Find each line containing the string "Alamy" and return it.

→ **DATA PROVIDED**:
** Begin **
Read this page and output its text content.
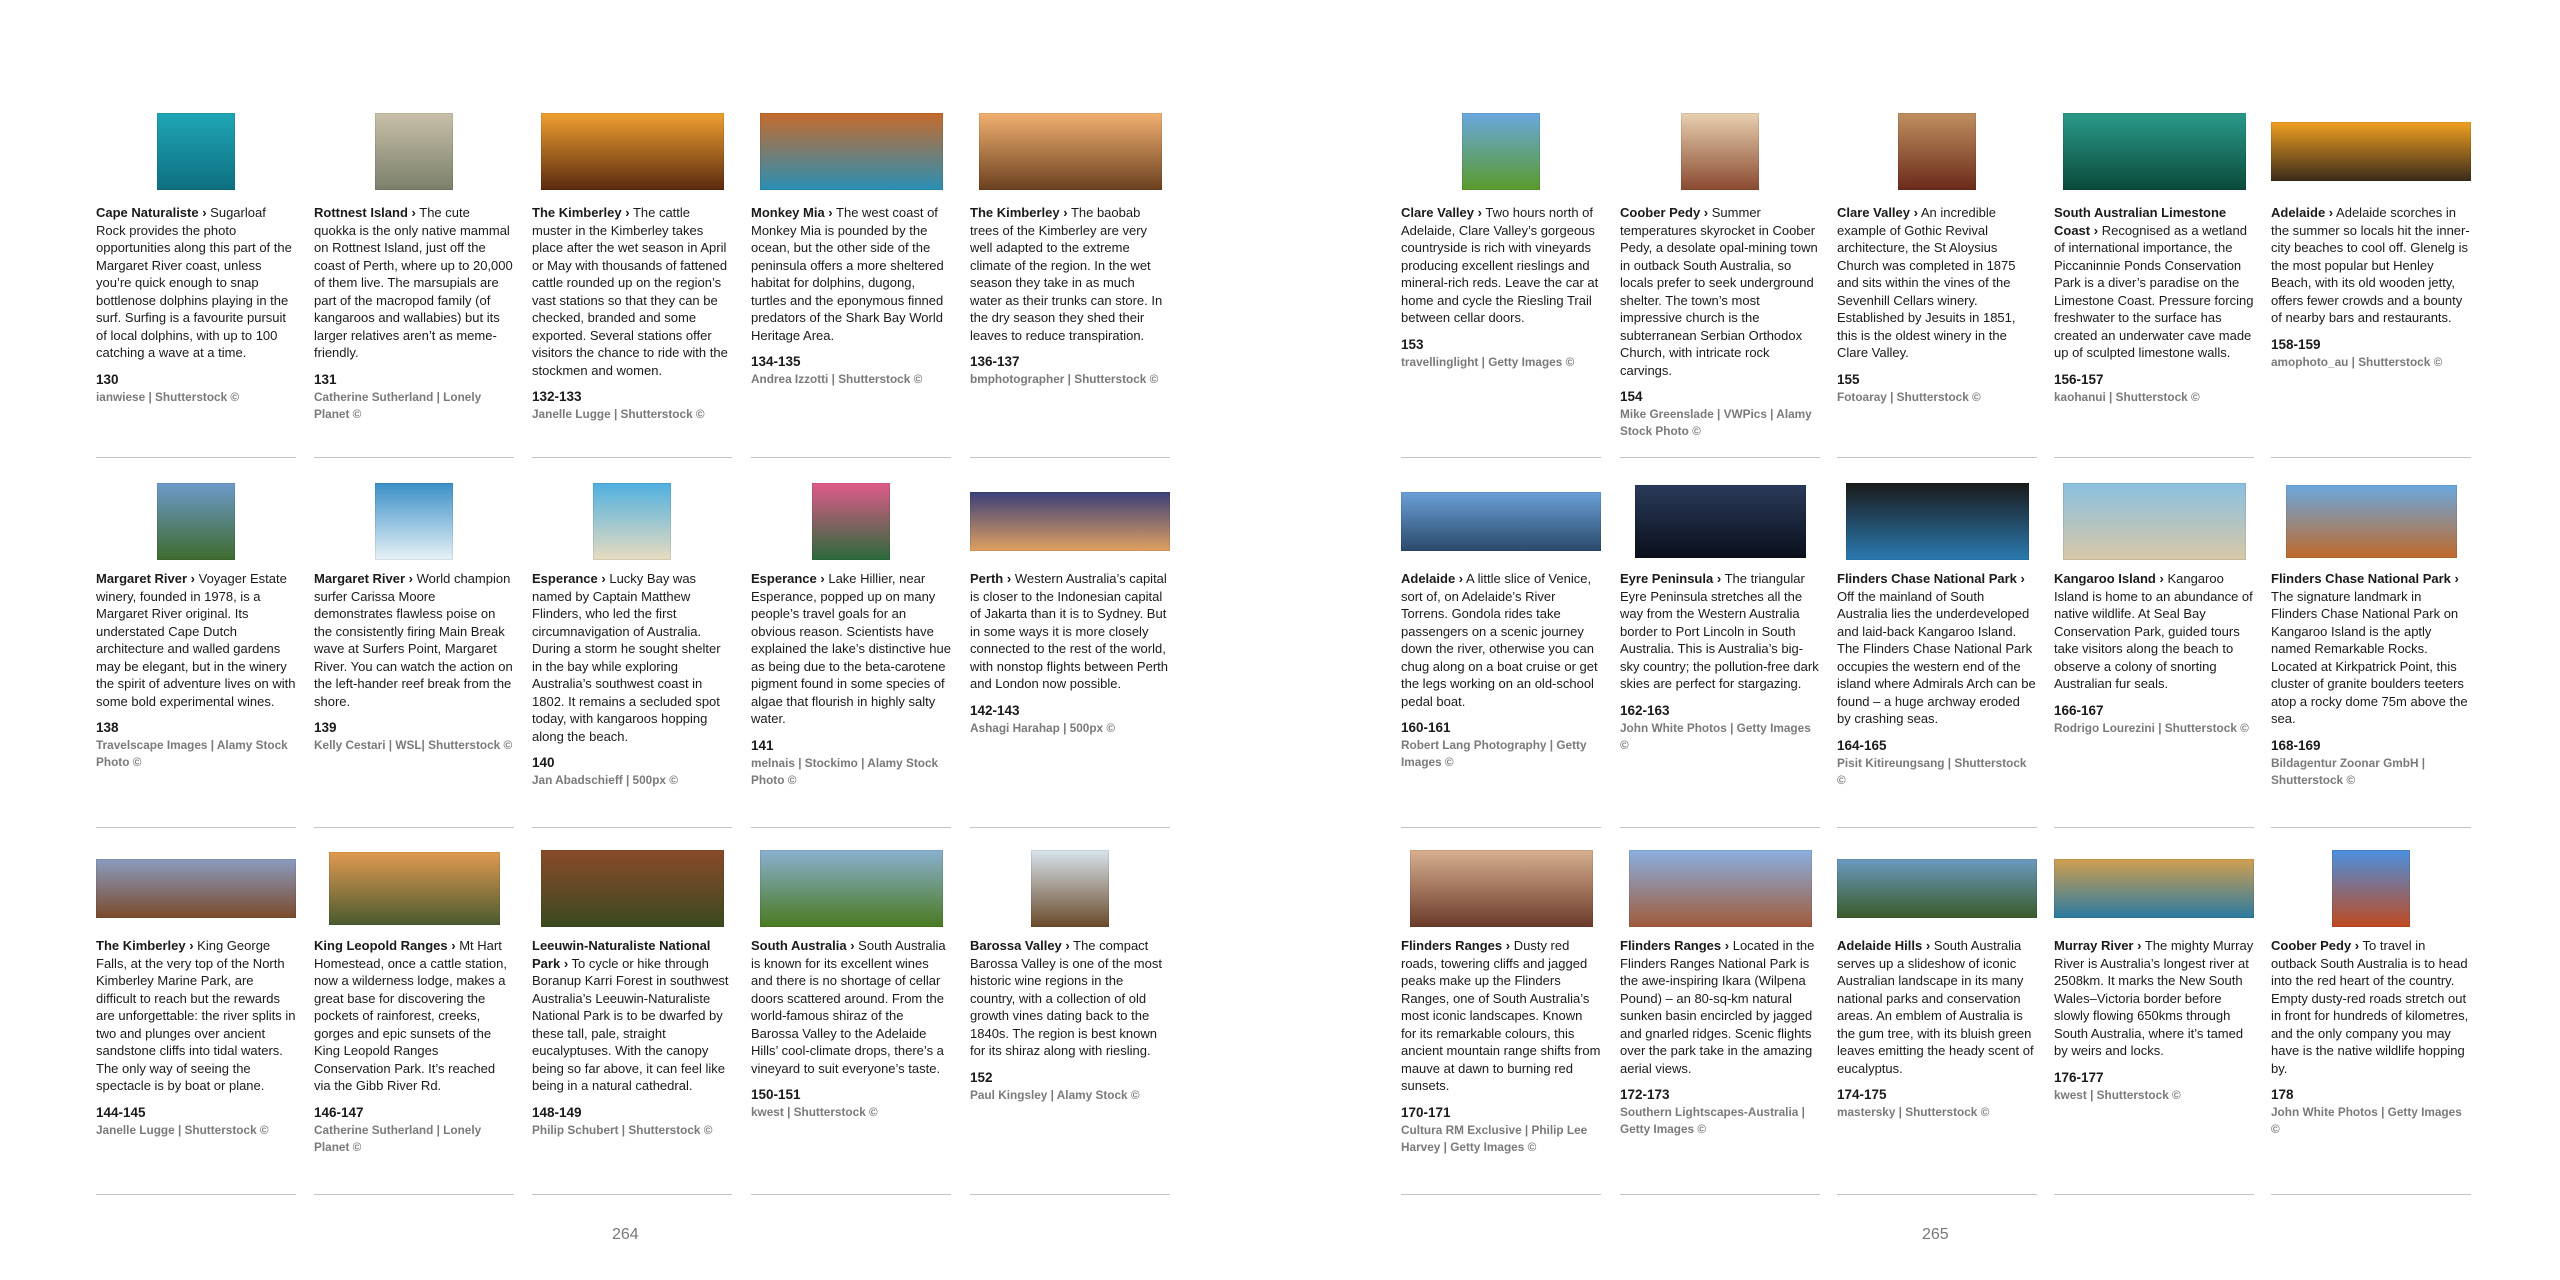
Cape Naturaliste › Sugarloaf Rock provides the photo opportunities along this part of the Margaret River coast, unless you’re quick enough to snap bottlenose dolphins playing in the surf. Surfing is a favourite pursuit of local dolphins, with up to 100 catching a wave at a time.
130
ianwiese | Shutterstock ©
Rottnest Island › The cute quokka is the only native mammal on Rottnest Island, just off the coast of Perth, where up to 20,000 of them live. The marsupials are part of the macropod family (of kangaroos and wallabies) but its larger relatives aren’t as meme-friendly.
131
Catherine Sutherland | Lonely Planet ©
The Kimberley › The cattle muster in the Kimberley takes place after the wet season in April or May with thousands of fattened cattle rounded up on the region’s vast stations so that they can be checked, branded and some exported. Several stations offer visitors the chance to ride with the stockmen and women.
132-133
Janelle Lugge | Shutterstock ©
Monkey Mia › The west coast of Monkey Mia is pounded by the ocean, but the other side of the peninsula offers a more sheltered habitat for dolphins, dugong, turtles and the eponymous finned predators of the Shark Bay World Heritage Area.
134-135
Andrea Izzotti | Shutterstock ©
The Kimberley › The baobab trees of the Kimberley are very well adapted to the extreme climate of the region. In the wet season they take in as much water as their trunks can store. In the dry season they shed their leaves to reduce transpiration.
136-137
bmphotographer | Shutterstock ©
Margaret River › Voyager Estate winery, founded in 1978, is a Margaret River original. Its understated Cape Dutch architecture and walled gardens may be elegant, but in the winery the spirit of adventure lives on with some bold experimental wines.
138
Travelscape Images | Alamy Stock Photo ©
Margaret River › World champion surfer Carissa Moore demonstrates flawless poise on the consistently firing Main Break wave at Surfers Point, Margaret River. You can watch the action on the left-hander reef break from the shore.
139
Kelly Cestari | WSL| Shutterstock ©
Esperance › Lucky Bay was named by Captain Matthew Flinders, who led the first circumnavigation of Australia. During a storm he sought shelter in the bay while exploring Australia’s southwest coast in 1802. It remains a secluded spot today, with kangaroos hopping along the beach.
140
Jan Abadschieff | 500px ©
Esperance › Lake Hillier, near Esperance, popped up on many people’s travel goals for an obvious reason. Scientists have explained the lake’s distinctive hue as being due to the beta-carotene pigment found in some species of algae that flourish in highly salty water.
141
melnais | Stockimo | Alamy Stock Photo ©
Perth › Western Australia’s capital is closer to the Indonesian capital of Jakarta than it is to Sydney. But in some ways it is more closely connected to the rest of the world, with nonstop flights between Perth and London now possible.
142-143
Ashagi Harahap | 500px ©
The Kimberley › King George Falls, at the very top of the North Kimberley Marine Park, are difficult to reach but the rewards are unforgettable: the river splits in two and plunges over ancient sandstone cliffs into tidal waters. The only way of seeing the spectacle is by boat or plane.
144-145
Janelle Lugge | Shutterstock ©
King Leopold Ranges › Mt Hart Homestead, once a cattle station, now a wilderness lodge, makes a great base for discovering the pockets of rainforest, creeks, gorges and epic sunsets of the King Leopold Ranges Conservation Park. It’s reached via the Gibb River Rd.
146-147
Catherine Sutherland | Lonely Planet ©
Leeuwin-Naturaliste National Park › To cycle or hike through Boranup Karri Forest in southwest Australia’s Leeuwin-Naturaliste National Park is to be dwarfed by these tall, pale, straight eucalyptuses. With the canopy being so far above, it can feel like being in a natural cathedral.
148-149
Philip Schubert | Shutterstock ©
South Australia › South Australia is known for its excellent wines and there is no shortage of cellar doors scattered around. From the world-famous shiraz of the Barossa Valley to the Adelaide Hills’ cool-climate drops, there’s a vineyard to suit everyone’s taste.
150-151
kwest | Shutterstock ©
Barossa Valley › The compact Barossa Valley is one of the most historic wine regions in the country, with a collection of old growth vines dating back to the 1840s. The region is best known for its shiraz along with riesling.
152
Paul Kingsley | Alamy Stock ©
264
Clare Valley › Two hours north of Adelaide, Clare Valley’s gorgeous countryside is rich with vineyards producing excellent rieslings and mineral-rich reds. Leave the car at home and cycle the Riesling Trail between cellar doors.
153
travellinglight | Getty Images ©
Coober Pedy › Summer temperatures skyrocket in Coober Pedy, a desolate opal-mining town in outback South Australia, so locals prefer to seek underground shelter. The town’s most impressive church is the subterranean Serbian Orthodox Church, with intricate rock carvings.
154
Mike Greenslade | VWPics | Alamy Stock Photo ©
Clare Valley › An incredible example of Gothic Revival architecture, the St Aloysius Church was completed in 1875 and sits within the vines of the Sevenhill Cellars winery. Established by Jesuits in 1851, this is the oldest winery in the Clare Valley.
155
Fotoaray | Shutterstock ©
South Australian Limestone Coast › Recognised as a wetland of international importance, the Piccaninnie Ponds Conservation Park is a diver’s paradise on the Limestone Coast. Pressure forcing freshwater to the surface has created an underwater cave made up of sculpted limestone walls.
156-157
kaohanui | Shutterstock ©
Adelaide › Adelaide scorches in the summer so locals hit the inner-city beaches to cool off. Glenelg is the most popular but Henley Beach, with its old wooden jetty, offers fewer crowds and a bounty of nearby bars and restaurants.
158-159
amophoto_au | Shutterstock ©
Adelaide › A little slice of Venice, sort of, on Adelaide’s River Torrens. Gondola rides take passengers on a scenic journey down the river, otherwise you can chug along on a boat cruise or get the legs working on an old-school pedal boat.
160-161
Robert Lang Photography | Getty Images ©
Eyre Peninsula › The triangular Eyre Peninsula stretches all the way from the Western Australia border to Port Lincoln in South Australia. This is Australia’s big-sky country; the pollution-free dark skies are perfect for stargazing.
162-163
John White Photos | Getty Images ©
Flinders Chase National Park › Off the mainland of South Australia lies the underdeveloped and laid-back Kangaroo Island. The Flinders Chase National Park occupies the western end of the island where Admirals Arch can be found – a huge archway eroded by crashing seas.
164-165
Pisit Kitireungsang | Shutterstock ©
Kangaroo Island › Kangaroo Island is home to an abundance of native wildlife. At Seal Bay Conservation Park, guided tours take visitors along the beach to observe a colony of snorting Australian fur seals.
166-167
Rodrigo Lourezini | Shutterstock ©
Flinders Chase National Park › The signature landmark in Flinders Chase National Park on Kangaroo Island is the aptly named Remarkable Rocks. Located at Kirkpatrick Point, this cluster of granite boulders teeters atop a rocky dome 75m above the sea.
168-169
Bildagentur Zoonar GmbH | Shutterstock ©
Flinders Ranges › Dusty red roads, towering cliffs and jagged peaks make up the Flinders Ranges, one of South Australia’s most iconic landscapes. Known for its remarkable colours, this ancient mountain range shifts from mauve at dawn to burning red sunsets.
170-171
Cultura RM Exclusive | Philip Lee Harvey | Getty Images ©
Flinders Ranges › Located in the Flinders Ranges National Park is the awe-inspiring Ikara (Wilpena Pound) – an 80-sq-km natural sunken basin encircled by jagged and gnarled ridges. Scenic flights over the park take in the amazing aerial views.
172-173
Southern Lightscapes-Australia | Getty Images ©
Adelaide Hills › South Australia serves up a slideshow of iconic Australian landscape in its many national parks and conservation areas. An emblem of Australia is the gum tree, with its bluish green leaves emitting the heady scent of eucalyptus.
174-175
mastersky | Shutterstock ©
Murray River › The mighty Murray River is Australia’s longest river at 2508km. It marks the New South Wales–Victoria border before slowly flowing 650kms through South Australia, where it’s tamed by weirs and locks.
176-177
kwest | Shutterstock ©
Coober Pedy › To travel in outback South Australia is to head into the red heart of the country. Empty dusty-red roads stretch out in front for hundreds of kilometres, and the only company you may have is the native wildlife hopping by.
178
John White Photos | Getty Images ©
265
** End **
→ **RESULT OF THIS EXERCISE**:
Travelscape Images | Alamy Stock Photo ©
melnais | Stockimo | Alamy Stock Photo ©
Paul Kingsley | Alamy Stock ©
Mike Greenslade | VWPics | Alamy Stock Photo ©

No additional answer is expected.